Data records:
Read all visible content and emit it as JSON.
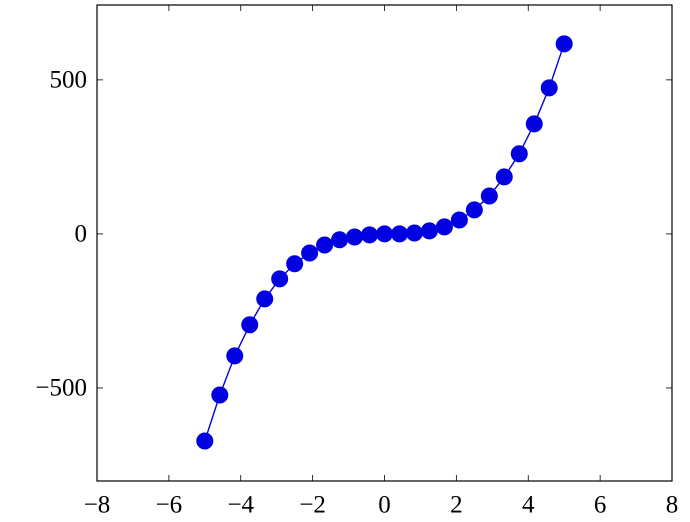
{
  "chart_data": {
    "type": "line",
    "x": [
      -5,
      -4.583,
      -4.167,
      -3.75,
      -3.333,
      -2.917,
      -2.5,
      -2.083,
      -1.667,
      -1.25,
      -0.833,
      -0.417,
      0,
      0.417,
      0.833,
      1.25,
      1.667,
      2.083,
      2.5,
      2.917,
      3.333,
      3.75,
      4.167,
      4.583,
      5
    ],
    "series": [
      {
        "color": "#0000e0",
        "values": [
          -672,
          -523,
          -396,
          -295,
          -211,
          -146,
          -97,
          -62,
          -36,
          -19,
          -10,
          -3,
          0,
          0,
          3,
          10,
          23,
          45,
          78,
          123,
          185,
          260,
          357,
          474,
          617
        ]
      }
    ],
    "xlim": [
      -8,
      8
    ],
    "xticks": [
      {
        "value": -8,
        "label": "−8"
      },
      {
        "value": -6,
        "label": "−6"
      },
      {
        "value": -4,
        "label": "−4"
      },
      {
        "value": -2,
        "label": "−2"
      },
      0,
      2,
      4,
      6,
      8
    ],
    "ylim": [
      -802,
      743
    ],
    "yticks": [
      {
        "value": -500,
        "label": "−500"
      },
      0,
      500
    ]
  }
}
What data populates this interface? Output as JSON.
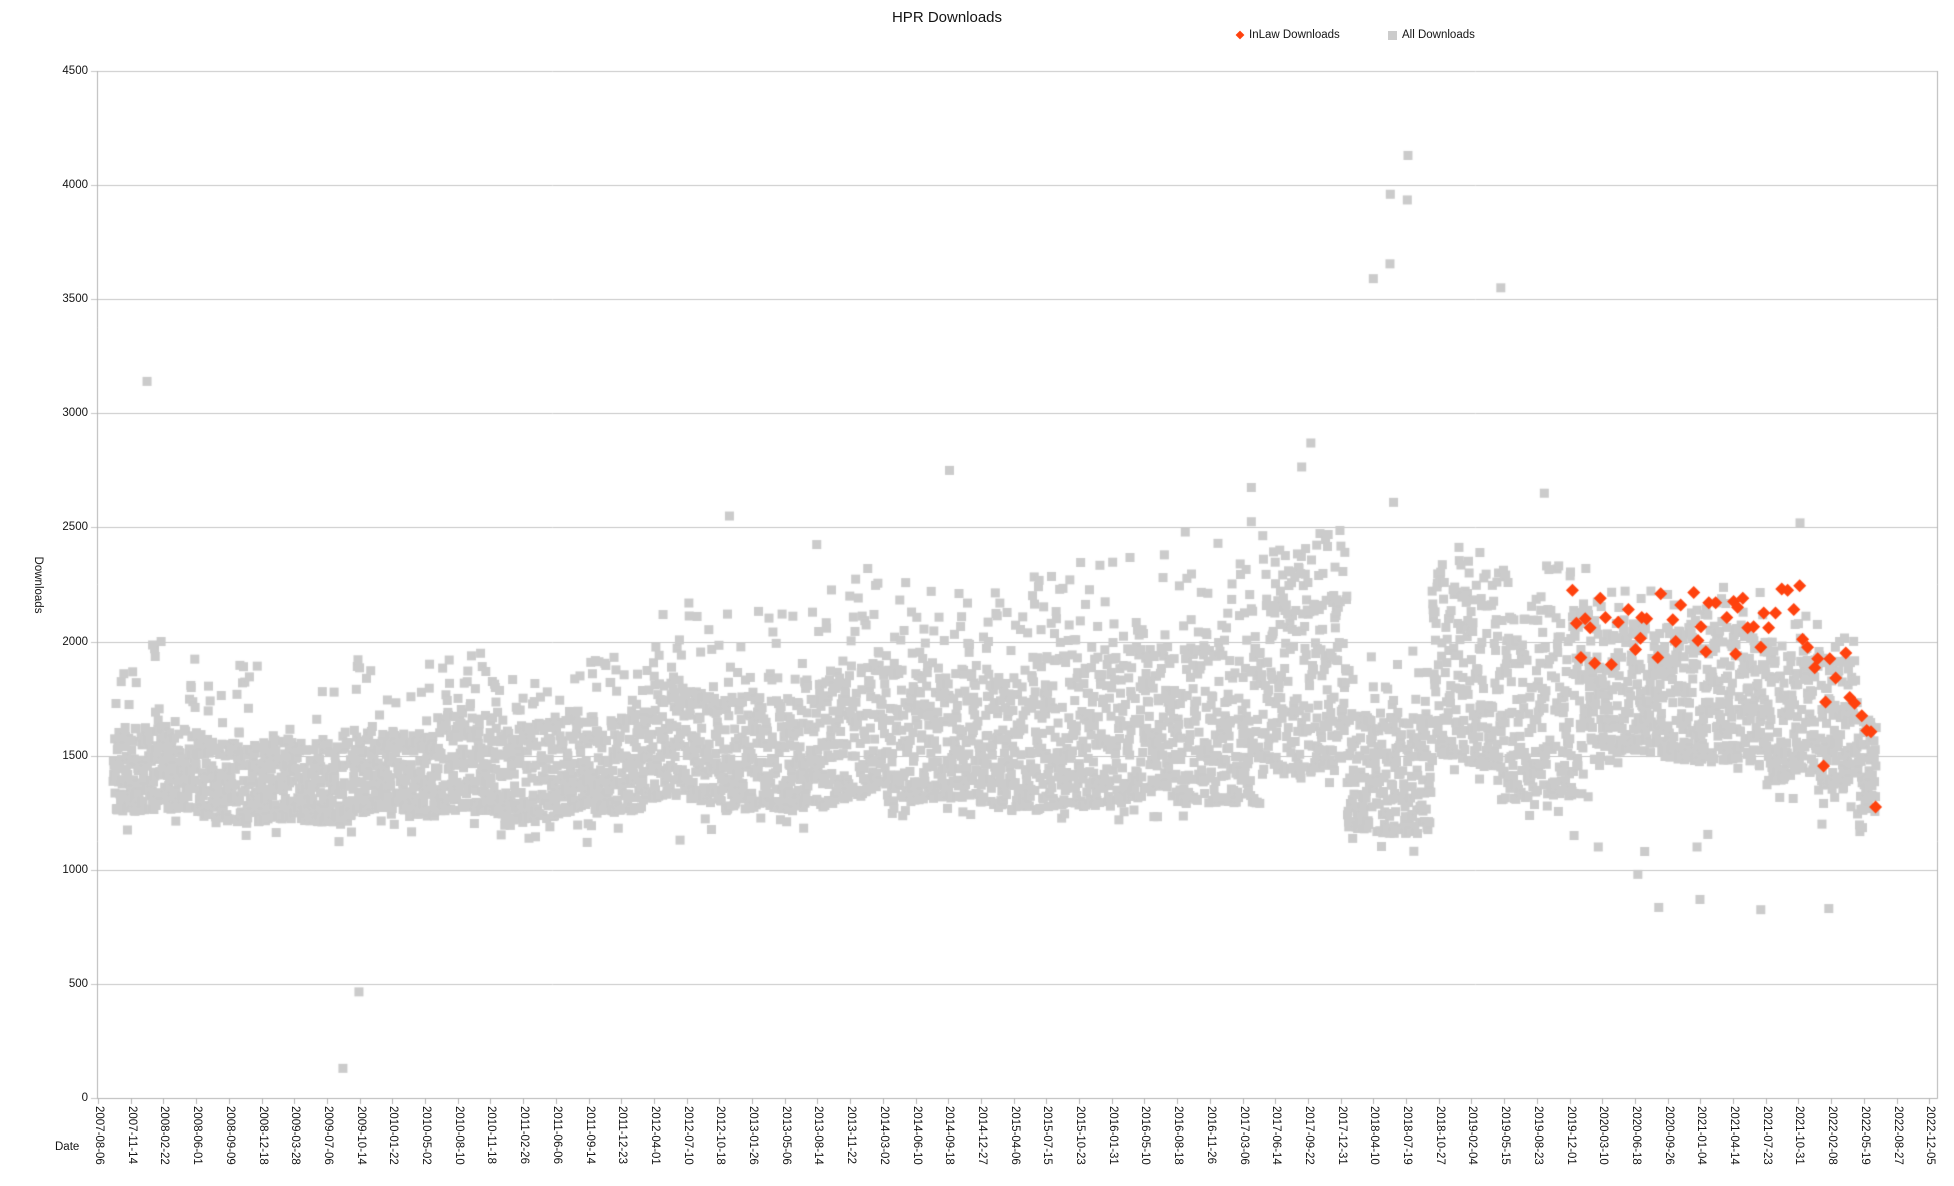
{
  "title": "HPR Downloads",
  "legend": [
    {
      "label": "InLaw Downloads",
      "marker": "diamond",
      "color": "#ff420e"
    },
    {
      "label": "All Downloads",
      "marker": "square",
      "color": "#cccccc"
    }
  ],
  "colors": {
    "background": "#ffffff",
    "grid": "#c6c6c6",
    "axis": "#b3b3b3",
    "text": "#141414",
    "series_inlaw": "#ff420e",
    "series_all": "#cbcbcb"
  },
  "chart_data": {
    "type": "scatter",
    "title": "HPR Downloads",
    "xlabel": "Date",
    "ylabel": "Downloads",
    "ylim": [
      0,
      4500
    ],
    "y_tick_step": 500,
    "y_tick_labels": [
      "0",
      "500",
      "1000",
      "1500",
      "2000",
      "2500",
      "3000",
      "3500",
      "4000",
      "4500"
    ],
    "xlim": [
      "2007-08-06",
      "2022-12-26"
    ],
    "x_tick_interval_days": 100,
    "x_tick_labels": [
      "2007-08-06",
      "2007-11-14",
      "2008-02-22",
      "2008-06-01",
      "2008-09-09",
      "2008-12-18",
      "2009-03-28",
      "2009-07-06",
      "2009-10-14",
      "2010-01-22",
      "2010-05-02",
      "2010-08-10",
      "2010-11-18",
      "2011-02-26",
      "2011-06-06",
      "2011-09-14",
      "2011-12-23",
      "2012-04-01",
      "2012-07-10",
      "2012-10-18",
      "2013-01-26",
      "2013-05-06",
      "2013-08-14",
      "2013-11-22",
      "2014-03-02",
      "2014-06-10",
      "2014-09-18",
      "2014-12-27",
      "2015-04-06",
      "2015-07-15",
      "2015-10-23",
      "2016-01-31",
      "2016-05-10",
      "2016-08-18",
      "2016-11-26",
      "2017-03-06",
      "2017-06-14",
      "2017-09-22",
      "2017-12-31",
      "2018-04-10",
      "2018-07-19",
      "2018-10-27",
      "2019-02-04",
      "2019-05-15",
      "2019-08-23",
      "2019-12-01",
      "2020-03-10",
      "2020-06-18",
      "2020-09-26",
      "2021-01-04",
      "2021-04-14",
      "2021-07-23",
      "2021-10-31",
      "2022-02-08",
      "2022-05-19",
      "2022-08-27",
      "2022-12-05"
    ],
    "grid": "horizontal",
    "legend_position": "top",
    "series": [
      {
        "name": "InLaw Downloads",
        "marker": "diamond",
        "color": "#ff420e",
        "points": [
          [
            "2019-12-10",
            2225
          ],
          [
            "2019-12-22",
            2080
          ],
          [
            "2020-01-05",
            1930
          ],
          [
            "2020-01-18",
            2100
          ],
          [
            "2020-02-02",
            2060
          ],
          [
            "2020-02-16",
            1905
          ],
          [
            "2020-03-04",
            2190
          ],
          [
            "2020-03-20",
            2105
          ],
          [
            "2020-04-07",
            1900
          ],
          [
            "2020-04-28",
            2085
          ],
          [
            "2020-05-29",
            2140
          ],
          [
            "2020-06-20",
            1965
          ],
          [
            "2020-07-05",
            2015
          ],
          [
            "2020-07-09",
            2105
          ],
          [
            "2020-07-24",
            2100
          ],
          [
            "2020-08-27",
            1930
          ],
          [
            "2020-09-05",
            2210
          ],
          [
            "2020-10-12",
            2095
          ],
          [
            "2020-10-21",
            2000
          ],
          [
            "2020-11-05",
            2160
          ],
          [
            "2020-12-15",
            2215
          ],
          [
            "2020-12-28",
            2005
          ],
          [
            "2021-01-06",
            2065
          ],
          [
            "2021-01-21",
            1955
          ],
          [
            "2021-01-30",
            2170
          ],
          [
            "2021-02-20",
            2170
          ],
          [
            "2021-03-26",
            2105
          ],
          [
            "2021-04-16",
            2175
          ],
          [
            "2021-04-22",
            1945
          ],
          [
            "2021-04-28",
            2150
          ],
          [
            "2021-05-14",
            2190
          ],
          [
            "2021-05-29",
            2060
          ],
          [
            "2021-06-16",
            2065
          ],
          [
            "2021-07-08",
            1975
          ],
          [
            "2021-07-17",
            2125
          ],
          [
            "2021-08-01",
            2060
          ],
          [
            "2021-08-22",
            2125
          ],
          [
            "2021-09-10",
            2230
          ],
          [
            "2021-09-28",
            2225
          ],
          [
            "2021-10-17",
            2140
          ],
          [
            "2021-11-04",
            2245
          ],
          [
            "2021-11-13",
            2010
          ],
          [
            "2021-11-28",
            1975
          ],
          [
            "2021-12-20",
            1885
          ],
          [
            "2021-12-29",
            1925
          ],
          [
            "2022-01-16",
            1455
          ],
          [
            "2022-01-22",
            1735
          ],
          [
            "2022-02-04",
            1925
          ],
          [
            "2022-02-22",
            1840
          ],
          [
            "2022-03-25",
            1950
          ],
          [
            "2022-04-06",
            1755
          ],
          [
            "2022-04-21",
            1730
          ],
          [
            "2022-05-13",
            1675
          ],
          [
            "2022-05-28",
            1610
          ],
          [
            "2022-06-10",
            1605
          ],
          [
            "2022-06-24",
            1275
          ]
        ]
      },
      {
        "name": "All Downloads",
        "marker": "square",
        "color": "#cbcbcb",
        "representation": "daily values; dense cloud approximated by band segments read from the plot",
        "outliers": [
          [
            "2007-12-01",
            1820
          ],
          [
            "2008-01-03",
            3140
          ],
          [
            "2008-01-20",
            1985
          ],
          [
            "2008-02-15",
            2000
          ],
          [
            "2009-08-24",
            130
          ],
          [
            "2009-10-12",
            465
          ],
          [
            "2011-09-10",
            1120
          ],
          [
            "2012-06-20",
            1130
          ],
          [
            "2012-11-18",
            2550
          ],
          [
            "2013-08-12",
            2425
          ],
          [
            "2014-01-15",
            2320
          ],
          [
            "2014-09-22",
            2750
          ],
          [
            "2016-09-12",
            2480
          ],
          [
            "2017-04-02",
            2675
          ],
          [
            "2017-04-02",
            2525
          ],
          [
            "2017-09-03",
            2765
          ],
          [
            "2017-10-01",
            2870
          ],
          [
            "2018-04-10",
            3590
          ],
          [
            "2018-05-31",
            3655
          ],
          [
            "2018-06-01",
            3960
          ],
          [
            "2018-06-11",
            2610
          ],
          [
            "2018-07-23",
            3935
          ],
          [
            "2018-07-25",
            4130
          ],
          [
            "2019-03-02",
            2390
          ],
          [
            "2019-05-05",
            3550
          ],
          [
            "2019-09-15",
            2650
          ],
          [
            "2019-12-15",
            1150
          ],
          [
            "2020-02-27",
            1100
          ],
          [
            "2020-06-27",
            980
          ],
          [
            "2020-07-18",
            1080
          ],
          [
            "2020-08-30",
            835
          ],
          [
            "2020-12-25",
            1100
          ],
          [
            "2021-01-03",
            870
          ],
          [
            "2021-01-27",
            1155
          ],
          [
            "2021-07-08",
            825
          ],
          [
            "2021-11-05",
            2520
          ],
          [
            "2022-01-11",
            1200
          ],
          [
            "2022-02-01",
            830
          ]
        ],
        "band_segments": [
          {
            "from": "2007-09-21",
            "to": "2008-03-03",
            "low": 1250,
            "high": 1620,
            "tail_high": 2050,
            "tail_frac": 0.1,
            "points_per_day": 1
          },
          {
            "from": "2008-03-03",
            "to": "2010-06-01",
            "low": 1230,
            "high": 1580,
            "tail_high": 1950,
            "tail_frac": 0.08,
            "points_per_day": 1
          },
          {
            "from": "2010-06-01",
            "to": "2012-04-01",
            "low": 1250,
            "high": 1680,
            "tail_high": 1950,
            "tail_frac": 0.1,
            "points_per_day": 1
          },
          {
            "from": "2012-04-01",
            "to": "2013-06-05",
            "low": 1280,
            "high": 1780,
            "tail_high": 2150,
            "tail_frac": 0.12,
            "points_per_day": 1
          },
          {
            "from": "2013-06-05",
            "to": "2015-06-05",
            "low": 1300,
            "high": 1870,
            "tail_high": 2260,
            "tail_frac": 0.12,
            "points_per_day": 1
          },
          {
            "from": "2015-06-05",
            "to": "2016-10-07",
            "low": 1280,
            "high": 1950,
            "tail_high": 2350,
            "tail_frac": 0.13,
            "points_per_day": 1
          },
          {
            "from": "2016-10-07",
            "to": "2017-05-06",
            "low": 1300,
            "high": 2000,
            "tail_high": 2460,
            "tail_frac": 0.14,
            "points_per_day": 1
          },
          {
            "from": "2017-05-06",
            "to": "2018-01-20",
            "low": 1450,
            "high": 2180,
            "tail_high": 2500,
            "tail_frac": 0.22,
            "points_per_day": 1
          },
          {
            "from": "2018-01-20",
            "to": "2018-10-07",
            "low": 1150,
            "high": 1660,
            "tail_high": 1950,
            "tail_frac": 0.08,
            "points_per_day": 1
          },
          {
            "from": "2018-10-07",
            "to": "2019-05-05",
            "low": 1480,
            "high": 2220,
            "tail_high": 2420,
            "tail_frac": 0.14,
            "points_per_day": 1
          },
          {
            "from": "2019-05-05",
            "to": "2020-01-30",
            "low": 1330,
            "high": 2150,
            "tail_high": 2350,
            "tail_frac": 0.1,
            "points_per_day": 1
          },
          {
            "from": "2020-01-30",
            "to": "2021-08-13",
            "low": 1480,
            "high": 2060,
            "tail_high": 2250,
            "tail_frac": 0.09,
            "points_per_day": 1
          },
          {
            "from": "2021-08-13",
            "to": "2021-12-31",
            "low": 1430,
            "high": 2000,
            "tail_high": 2150,
            "tail_frac": 0.07,
            "points_per_day": 1
          },
          {
            "from": "2021-12-31",
            "to": "2022-04-30",
            "low": 1330,
            "high": 1900,
            "tail_high": 2000,
            "tail_frac": 0.05,
            "points_per_day": 1
          },
          {
            "from": "2022-04-30",
            "to": "2022-06-27",
            "low": 1230,
            "high": 1650,
            "tail_high": 1800,
            "tail_frac": 0.04,
            "points_per_day": 1
          }
        ]
      }
    ]
  }
}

* TO BE DONE
Scan the records above for the string "values", then report every line that contains it.

* SOLUTION TO THIS EXERCISE
        "values": [
        "representation": "daily values; dense cloud approximated by band segments read from the plot",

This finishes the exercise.